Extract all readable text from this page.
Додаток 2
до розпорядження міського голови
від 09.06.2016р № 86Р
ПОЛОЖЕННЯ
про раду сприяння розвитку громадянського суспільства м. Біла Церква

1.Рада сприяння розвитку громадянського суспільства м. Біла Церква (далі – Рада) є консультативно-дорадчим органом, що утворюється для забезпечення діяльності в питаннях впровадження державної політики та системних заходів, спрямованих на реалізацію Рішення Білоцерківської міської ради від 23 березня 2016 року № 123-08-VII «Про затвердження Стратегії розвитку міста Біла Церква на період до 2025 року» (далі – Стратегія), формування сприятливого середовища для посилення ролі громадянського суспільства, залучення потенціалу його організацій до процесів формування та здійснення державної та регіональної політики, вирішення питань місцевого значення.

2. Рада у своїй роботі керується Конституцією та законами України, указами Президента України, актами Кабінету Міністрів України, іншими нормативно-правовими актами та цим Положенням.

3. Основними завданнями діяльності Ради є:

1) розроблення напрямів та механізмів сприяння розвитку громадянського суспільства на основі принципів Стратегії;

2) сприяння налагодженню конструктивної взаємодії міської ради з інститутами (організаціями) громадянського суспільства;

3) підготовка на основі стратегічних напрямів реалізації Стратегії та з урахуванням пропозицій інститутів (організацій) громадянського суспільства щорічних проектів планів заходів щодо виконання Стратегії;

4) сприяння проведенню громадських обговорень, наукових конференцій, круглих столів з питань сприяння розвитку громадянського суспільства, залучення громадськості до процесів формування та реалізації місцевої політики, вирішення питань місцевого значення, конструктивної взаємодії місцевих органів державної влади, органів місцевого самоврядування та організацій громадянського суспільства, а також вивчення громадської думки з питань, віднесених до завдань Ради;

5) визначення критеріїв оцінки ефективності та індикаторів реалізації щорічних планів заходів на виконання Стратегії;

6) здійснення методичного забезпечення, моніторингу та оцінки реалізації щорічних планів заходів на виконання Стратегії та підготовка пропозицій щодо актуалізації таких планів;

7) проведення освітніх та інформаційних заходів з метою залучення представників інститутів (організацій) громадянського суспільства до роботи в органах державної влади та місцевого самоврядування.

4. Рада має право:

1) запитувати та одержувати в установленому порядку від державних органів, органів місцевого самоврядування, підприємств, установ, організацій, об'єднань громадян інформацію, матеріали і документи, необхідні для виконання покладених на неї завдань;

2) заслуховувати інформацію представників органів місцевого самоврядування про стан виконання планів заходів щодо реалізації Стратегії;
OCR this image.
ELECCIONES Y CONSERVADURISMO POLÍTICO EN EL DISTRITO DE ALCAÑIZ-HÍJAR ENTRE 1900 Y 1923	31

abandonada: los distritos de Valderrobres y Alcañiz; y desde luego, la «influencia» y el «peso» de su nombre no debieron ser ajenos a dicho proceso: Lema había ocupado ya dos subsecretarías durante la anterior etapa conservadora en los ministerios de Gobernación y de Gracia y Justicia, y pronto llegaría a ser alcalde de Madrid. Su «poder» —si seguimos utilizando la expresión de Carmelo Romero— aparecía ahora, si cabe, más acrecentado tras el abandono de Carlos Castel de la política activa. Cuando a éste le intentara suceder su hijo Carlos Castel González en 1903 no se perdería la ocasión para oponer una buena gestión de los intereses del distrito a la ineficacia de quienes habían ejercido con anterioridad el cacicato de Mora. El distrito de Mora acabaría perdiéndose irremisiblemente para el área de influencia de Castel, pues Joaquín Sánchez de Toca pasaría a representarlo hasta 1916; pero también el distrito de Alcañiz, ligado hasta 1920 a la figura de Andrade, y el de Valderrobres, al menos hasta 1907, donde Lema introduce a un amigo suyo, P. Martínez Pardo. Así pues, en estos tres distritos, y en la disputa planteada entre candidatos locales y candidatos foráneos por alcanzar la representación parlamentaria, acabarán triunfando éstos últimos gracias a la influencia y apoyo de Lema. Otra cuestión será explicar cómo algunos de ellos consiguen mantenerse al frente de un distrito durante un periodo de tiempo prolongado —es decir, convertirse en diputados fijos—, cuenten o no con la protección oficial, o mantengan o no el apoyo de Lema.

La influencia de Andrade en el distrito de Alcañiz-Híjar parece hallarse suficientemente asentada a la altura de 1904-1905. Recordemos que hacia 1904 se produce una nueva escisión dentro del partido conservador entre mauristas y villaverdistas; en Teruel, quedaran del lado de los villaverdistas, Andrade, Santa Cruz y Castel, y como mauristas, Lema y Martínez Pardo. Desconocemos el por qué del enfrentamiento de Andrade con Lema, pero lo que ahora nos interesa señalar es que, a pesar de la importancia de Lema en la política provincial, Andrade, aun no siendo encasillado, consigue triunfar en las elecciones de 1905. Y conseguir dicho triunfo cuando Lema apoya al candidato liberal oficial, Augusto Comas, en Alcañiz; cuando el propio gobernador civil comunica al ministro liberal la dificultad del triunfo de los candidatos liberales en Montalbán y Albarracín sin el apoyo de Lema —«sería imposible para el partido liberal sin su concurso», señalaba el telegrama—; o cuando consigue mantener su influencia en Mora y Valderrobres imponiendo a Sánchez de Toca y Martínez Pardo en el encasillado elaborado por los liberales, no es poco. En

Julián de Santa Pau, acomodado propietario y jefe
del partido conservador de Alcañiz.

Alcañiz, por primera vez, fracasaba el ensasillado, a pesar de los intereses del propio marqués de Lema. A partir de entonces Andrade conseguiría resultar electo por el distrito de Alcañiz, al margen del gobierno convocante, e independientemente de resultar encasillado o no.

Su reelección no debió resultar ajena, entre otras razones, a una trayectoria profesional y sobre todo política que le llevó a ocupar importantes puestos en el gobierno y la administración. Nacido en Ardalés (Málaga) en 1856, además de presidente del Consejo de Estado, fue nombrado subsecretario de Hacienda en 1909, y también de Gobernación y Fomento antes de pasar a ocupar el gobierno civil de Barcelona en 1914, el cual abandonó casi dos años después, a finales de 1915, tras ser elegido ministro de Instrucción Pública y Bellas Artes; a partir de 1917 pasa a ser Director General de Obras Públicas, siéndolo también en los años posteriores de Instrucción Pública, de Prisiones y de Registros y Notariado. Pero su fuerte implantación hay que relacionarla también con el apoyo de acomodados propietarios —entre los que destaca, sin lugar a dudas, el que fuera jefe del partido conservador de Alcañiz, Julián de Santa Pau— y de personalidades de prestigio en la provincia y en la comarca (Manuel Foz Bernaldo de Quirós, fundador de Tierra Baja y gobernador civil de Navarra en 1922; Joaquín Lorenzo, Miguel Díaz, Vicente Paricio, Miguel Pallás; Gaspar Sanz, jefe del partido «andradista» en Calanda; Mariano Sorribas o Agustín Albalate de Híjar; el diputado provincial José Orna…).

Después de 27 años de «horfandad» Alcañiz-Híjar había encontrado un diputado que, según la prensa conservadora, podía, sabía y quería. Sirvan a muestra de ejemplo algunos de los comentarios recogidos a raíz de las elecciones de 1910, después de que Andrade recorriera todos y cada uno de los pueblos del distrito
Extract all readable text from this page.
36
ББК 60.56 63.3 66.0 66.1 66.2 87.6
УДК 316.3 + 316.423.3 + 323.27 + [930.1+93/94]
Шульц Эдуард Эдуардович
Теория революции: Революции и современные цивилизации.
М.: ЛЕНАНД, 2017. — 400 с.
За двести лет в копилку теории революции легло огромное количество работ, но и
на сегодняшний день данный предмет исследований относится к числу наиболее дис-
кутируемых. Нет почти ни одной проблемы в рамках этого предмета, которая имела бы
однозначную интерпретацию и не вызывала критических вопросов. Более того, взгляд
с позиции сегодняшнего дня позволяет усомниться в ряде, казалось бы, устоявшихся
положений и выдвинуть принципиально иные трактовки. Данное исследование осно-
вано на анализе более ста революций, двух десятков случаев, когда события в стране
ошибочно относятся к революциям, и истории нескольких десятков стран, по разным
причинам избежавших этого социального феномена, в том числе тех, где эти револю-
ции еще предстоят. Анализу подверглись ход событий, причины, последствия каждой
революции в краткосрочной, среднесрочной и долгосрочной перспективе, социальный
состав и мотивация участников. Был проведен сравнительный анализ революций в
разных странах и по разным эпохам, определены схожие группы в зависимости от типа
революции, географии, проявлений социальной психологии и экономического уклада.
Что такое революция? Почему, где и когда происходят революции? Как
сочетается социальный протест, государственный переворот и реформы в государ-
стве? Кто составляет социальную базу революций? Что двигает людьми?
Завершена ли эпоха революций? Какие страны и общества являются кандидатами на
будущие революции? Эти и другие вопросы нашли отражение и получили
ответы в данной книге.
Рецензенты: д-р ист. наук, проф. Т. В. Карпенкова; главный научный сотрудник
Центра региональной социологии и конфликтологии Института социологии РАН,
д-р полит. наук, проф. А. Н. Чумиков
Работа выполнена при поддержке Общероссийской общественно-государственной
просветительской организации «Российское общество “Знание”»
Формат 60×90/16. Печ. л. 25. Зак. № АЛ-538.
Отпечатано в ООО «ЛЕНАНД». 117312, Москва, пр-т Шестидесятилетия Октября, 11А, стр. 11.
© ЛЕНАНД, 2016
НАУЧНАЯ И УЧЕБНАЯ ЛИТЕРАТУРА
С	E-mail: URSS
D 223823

● ● ● ● ● ● ●

Task goal
Using the material above, report each line where "пропозицій" occurs.

Full solution
3) підготовка на основі стратегічних напрямів реалізації Стратегії та з урахуванням пропозицій інститутів (організацій) громадянського суспільства щорічних проектів планів заходів щодо виконання Стратегії;
6) здійснення методичного забезпечення, моніторингу та оцінки реалізації щорічних планів заходів на виконання Стратегії та підготовка пропозицій щодо актуалізації таких планів;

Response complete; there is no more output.